[RECORDS TO USE start]

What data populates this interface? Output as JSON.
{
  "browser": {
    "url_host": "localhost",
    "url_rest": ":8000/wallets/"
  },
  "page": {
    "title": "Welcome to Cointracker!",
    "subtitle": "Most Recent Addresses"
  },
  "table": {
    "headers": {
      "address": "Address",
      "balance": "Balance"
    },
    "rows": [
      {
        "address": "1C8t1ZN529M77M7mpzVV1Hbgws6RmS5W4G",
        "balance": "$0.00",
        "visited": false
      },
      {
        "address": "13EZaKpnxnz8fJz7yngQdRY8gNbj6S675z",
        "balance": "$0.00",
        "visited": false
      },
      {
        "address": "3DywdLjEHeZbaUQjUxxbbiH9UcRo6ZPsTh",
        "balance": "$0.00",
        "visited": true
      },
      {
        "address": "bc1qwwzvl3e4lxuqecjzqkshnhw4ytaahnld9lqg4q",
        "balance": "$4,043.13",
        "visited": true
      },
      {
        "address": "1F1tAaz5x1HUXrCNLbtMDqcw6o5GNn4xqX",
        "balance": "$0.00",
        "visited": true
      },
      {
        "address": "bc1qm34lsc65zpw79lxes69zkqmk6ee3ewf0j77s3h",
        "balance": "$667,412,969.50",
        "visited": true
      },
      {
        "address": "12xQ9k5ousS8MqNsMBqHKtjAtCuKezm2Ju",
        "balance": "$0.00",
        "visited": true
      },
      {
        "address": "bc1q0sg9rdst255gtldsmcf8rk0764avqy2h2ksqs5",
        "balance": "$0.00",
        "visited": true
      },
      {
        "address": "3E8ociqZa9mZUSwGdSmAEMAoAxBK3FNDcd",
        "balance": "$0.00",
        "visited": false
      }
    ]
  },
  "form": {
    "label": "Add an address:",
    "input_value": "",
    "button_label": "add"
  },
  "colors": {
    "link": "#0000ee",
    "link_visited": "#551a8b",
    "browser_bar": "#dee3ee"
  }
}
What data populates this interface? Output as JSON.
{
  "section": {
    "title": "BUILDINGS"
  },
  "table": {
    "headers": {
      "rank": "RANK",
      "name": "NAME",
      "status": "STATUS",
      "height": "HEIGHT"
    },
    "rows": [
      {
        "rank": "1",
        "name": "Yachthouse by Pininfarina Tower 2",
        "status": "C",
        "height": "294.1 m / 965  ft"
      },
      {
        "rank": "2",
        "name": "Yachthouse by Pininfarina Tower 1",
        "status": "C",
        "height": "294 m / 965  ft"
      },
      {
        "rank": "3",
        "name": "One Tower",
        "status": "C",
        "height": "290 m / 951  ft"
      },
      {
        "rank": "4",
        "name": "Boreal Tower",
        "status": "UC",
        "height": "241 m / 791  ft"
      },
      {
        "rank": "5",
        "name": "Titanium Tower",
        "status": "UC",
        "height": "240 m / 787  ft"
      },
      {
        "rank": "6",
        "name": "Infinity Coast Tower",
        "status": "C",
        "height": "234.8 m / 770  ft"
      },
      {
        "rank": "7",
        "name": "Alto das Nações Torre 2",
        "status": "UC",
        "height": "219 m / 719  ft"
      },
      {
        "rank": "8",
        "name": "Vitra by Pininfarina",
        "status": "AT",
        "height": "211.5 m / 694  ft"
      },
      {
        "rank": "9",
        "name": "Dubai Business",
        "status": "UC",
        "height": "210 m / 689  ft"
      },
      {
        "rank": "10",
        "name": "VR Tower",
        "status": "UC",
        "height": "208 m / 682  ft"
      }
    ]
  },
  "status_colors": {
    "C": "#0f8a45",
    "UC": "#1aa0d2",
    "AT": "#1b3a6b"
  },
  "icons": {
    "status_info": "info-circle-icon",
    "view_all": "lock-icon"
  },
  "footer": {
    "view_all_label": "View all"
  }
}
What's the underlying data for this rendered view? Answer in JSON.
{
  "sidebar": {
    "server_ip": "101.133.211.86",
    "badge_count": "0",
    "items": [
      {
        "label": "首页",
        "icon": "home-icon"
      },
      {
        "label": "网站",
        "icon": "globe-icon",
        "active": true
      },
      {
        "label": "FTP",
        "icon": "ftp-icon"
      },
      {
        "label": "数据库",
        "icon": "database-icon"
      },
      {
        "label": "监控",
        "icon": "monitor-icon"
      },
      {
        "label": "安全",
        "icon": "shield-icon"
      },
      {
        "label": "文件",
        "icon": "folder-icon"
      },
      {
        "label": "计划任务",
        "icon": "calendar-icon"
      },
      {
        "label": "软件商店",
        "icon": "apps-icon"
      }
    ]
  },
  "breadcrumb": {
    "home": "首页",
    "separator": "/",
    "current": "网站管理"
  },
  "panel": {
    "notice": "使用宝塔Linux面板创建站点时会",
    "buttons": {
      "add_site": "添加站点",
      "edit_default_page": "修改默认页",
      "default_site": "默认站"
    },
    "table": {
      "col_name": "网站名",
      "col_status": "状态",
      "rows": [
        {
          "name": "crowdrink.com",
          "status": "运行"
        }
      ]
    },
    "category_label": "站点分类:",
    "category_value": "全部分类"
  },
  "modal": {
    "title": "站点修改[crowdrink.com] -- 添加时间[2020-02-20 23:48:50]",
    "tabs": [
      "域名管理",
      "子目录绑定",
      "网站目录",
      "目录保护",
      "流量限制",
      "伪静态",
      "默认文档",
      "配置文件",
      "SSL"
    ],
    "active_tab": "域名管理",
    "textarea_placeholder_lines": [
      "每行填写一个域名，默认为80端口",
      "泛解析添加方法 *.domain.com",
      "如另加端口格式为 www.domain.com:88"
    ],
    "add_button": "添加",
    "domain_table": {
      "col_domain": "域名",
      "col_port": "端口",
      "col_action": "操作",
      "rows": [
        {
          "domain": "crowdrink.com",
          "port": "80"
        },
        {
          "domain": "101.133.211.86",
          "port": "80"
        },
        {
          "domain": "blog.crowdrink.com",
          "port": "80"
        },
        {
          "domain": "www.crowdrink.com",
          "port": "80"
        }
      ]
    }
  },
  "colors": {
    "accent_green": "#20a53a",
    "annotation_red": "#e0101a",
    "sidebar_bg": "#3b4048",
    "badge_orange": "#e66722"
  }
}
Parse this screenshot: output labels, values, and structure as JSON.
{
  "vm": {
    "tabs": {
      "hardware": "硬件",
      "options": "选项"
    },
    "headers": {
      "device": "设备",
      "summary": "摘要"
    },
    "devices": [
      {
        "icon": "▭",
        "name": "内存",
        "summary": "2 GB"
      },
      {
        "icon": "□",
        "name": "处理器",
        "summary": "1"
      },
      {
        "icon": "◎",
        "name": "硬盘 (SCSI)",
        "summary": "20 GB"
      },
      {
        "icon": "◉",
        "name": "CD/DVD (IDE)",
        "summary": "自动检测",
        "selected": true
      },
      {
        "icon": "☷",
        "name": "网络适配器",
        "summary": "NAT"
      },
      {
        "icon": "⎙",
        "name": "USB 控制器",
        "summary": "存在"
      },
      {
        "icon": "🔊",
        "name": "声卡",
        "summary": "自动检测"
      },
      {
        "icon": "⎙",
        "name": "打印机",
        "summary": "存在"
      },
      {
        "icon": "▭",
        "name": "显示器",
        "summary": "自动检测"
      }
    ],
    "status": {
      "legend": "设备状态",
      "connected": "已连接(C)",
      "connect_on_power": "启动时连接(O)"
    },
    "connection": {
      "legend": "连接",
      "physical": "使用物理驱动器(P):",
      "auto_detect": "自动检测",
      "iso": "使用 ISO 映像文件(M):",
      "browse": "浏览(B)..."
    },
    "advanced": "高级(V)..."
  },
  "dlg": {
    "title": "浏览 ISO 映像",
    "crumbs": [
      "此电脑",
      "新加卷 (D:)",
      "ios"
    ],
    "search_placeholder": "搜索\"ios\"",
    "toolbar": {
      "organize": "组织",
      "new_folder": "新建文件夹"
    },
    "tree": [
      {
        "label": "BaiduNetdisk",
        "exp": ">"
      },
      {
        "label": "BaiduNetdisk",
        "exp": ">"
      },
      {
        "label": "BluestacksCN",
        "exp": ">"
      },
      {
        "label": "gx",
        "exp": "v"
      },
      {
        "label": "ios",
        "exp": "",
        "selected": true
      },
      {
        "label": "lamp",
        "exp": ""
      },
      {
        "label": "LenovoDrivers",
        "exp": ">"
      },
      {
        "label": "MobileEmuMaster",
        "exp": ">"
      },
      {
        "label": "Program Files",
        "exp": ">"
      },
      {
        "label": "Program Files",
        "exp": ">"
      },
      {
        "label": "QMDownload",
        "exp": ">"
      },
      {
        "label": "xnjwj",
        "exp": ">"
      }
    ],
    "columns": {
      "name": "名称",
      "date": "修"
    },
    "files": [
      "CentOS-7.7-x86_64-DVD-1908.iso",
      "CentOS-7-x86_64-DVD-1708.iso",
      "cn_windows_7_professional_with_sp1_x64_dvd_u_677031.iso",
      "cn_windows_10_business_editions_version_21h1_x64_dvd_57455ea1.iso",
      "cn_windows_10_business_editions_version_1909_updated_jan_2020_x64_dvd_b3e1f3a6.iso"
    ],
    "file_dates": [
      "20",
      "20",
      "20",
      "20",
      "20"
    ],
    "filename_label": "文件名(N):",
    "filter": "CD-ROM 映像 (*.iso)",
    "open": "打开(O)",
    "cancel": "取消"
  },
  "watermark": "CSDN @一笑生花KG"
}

[RECORDS TO USE end]

# AIM OF THE TASK
Search the lines above for the string "JSON" and copy each line that has it.

# TASK SOLUTION
What data populates this interface? Output as JSON.
What data populates this interface? Output as JSON.
What's the underlying data for this rendered view? Answer in JSON.
Parse this screenshot: output labels, values, and structure as JSON.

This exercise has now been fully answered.